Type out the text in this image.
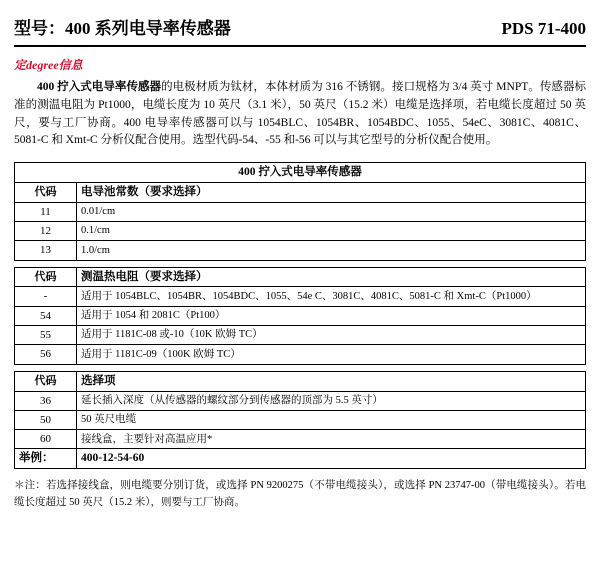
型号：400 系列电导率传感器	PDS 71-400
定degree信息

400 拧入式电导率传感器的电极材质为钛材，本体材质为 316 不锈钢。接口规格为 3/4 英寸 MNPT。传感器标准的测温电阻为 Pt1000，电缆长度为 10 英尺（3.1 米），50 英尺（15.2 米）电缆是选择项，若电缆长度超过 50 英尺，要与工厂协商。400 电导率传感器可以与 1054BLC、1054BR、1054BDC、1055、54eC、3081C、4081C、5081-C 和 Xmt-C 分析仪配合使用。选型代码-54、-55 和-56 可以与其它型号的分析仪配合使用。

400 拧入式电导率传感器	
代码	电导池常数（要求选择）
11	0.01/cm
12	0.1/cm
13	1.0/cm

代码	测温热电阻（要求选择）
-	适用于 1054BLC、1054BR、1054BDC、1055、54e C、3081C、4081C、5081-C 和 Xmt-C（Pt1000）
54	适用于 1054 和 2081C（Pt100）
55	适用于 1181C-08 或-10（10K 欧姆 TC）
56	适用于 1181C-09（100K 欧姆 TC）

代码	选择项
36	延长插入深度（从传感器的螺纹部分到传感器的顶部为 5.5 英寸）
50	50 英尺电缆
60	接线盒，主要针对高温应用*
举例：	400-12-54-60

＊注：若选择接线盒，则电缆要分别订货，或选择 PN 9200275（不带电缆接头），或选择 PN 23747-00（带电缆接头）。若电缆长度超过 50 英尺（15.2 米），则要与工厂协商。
===
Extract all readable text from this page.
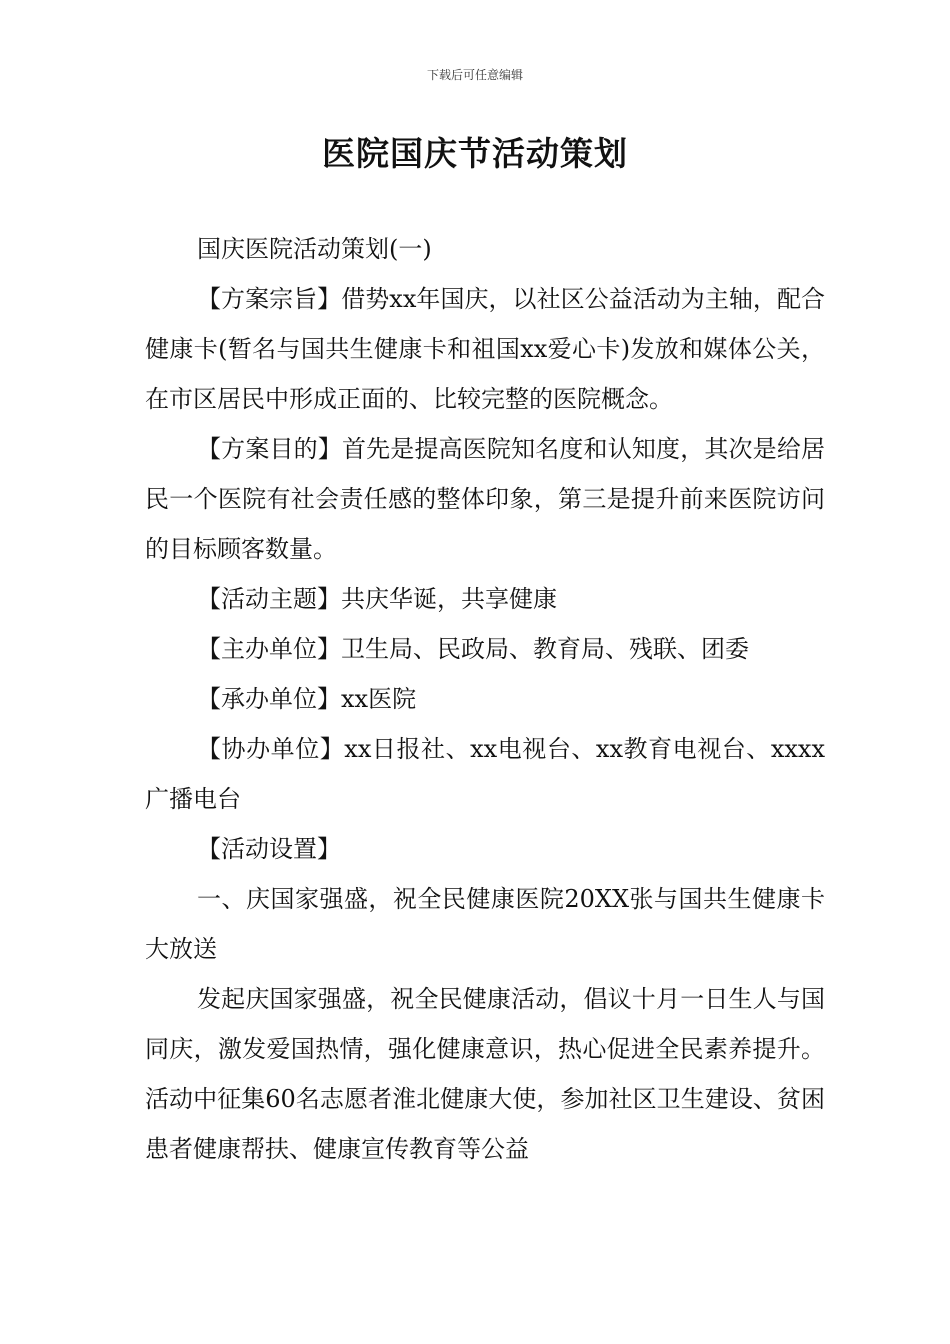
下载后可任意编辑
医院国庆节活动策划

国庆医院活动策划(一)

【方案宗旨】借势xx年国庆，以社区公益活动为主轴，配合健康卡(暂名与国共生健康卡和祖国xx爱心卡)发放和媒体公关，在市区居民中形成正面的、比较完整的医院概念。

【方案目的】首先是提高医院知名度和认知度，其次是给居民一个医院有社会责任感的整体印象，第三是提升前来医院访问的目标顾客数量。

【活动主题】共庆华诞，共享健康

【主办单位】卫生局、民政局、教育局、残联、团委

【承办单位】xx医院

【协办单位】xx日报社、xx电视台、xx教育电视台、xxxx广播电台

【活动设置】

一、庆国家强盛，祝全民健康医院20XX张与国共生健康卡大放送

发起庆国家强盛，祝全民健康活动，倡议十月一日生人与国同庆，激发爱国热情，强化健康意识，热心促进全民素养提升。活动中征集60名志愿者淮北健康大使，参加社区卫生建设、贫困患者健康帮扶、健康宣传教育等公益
===
## Work required
Give the count of lines that hold the word "若电缆长度超过", with nothing added.

## The result
2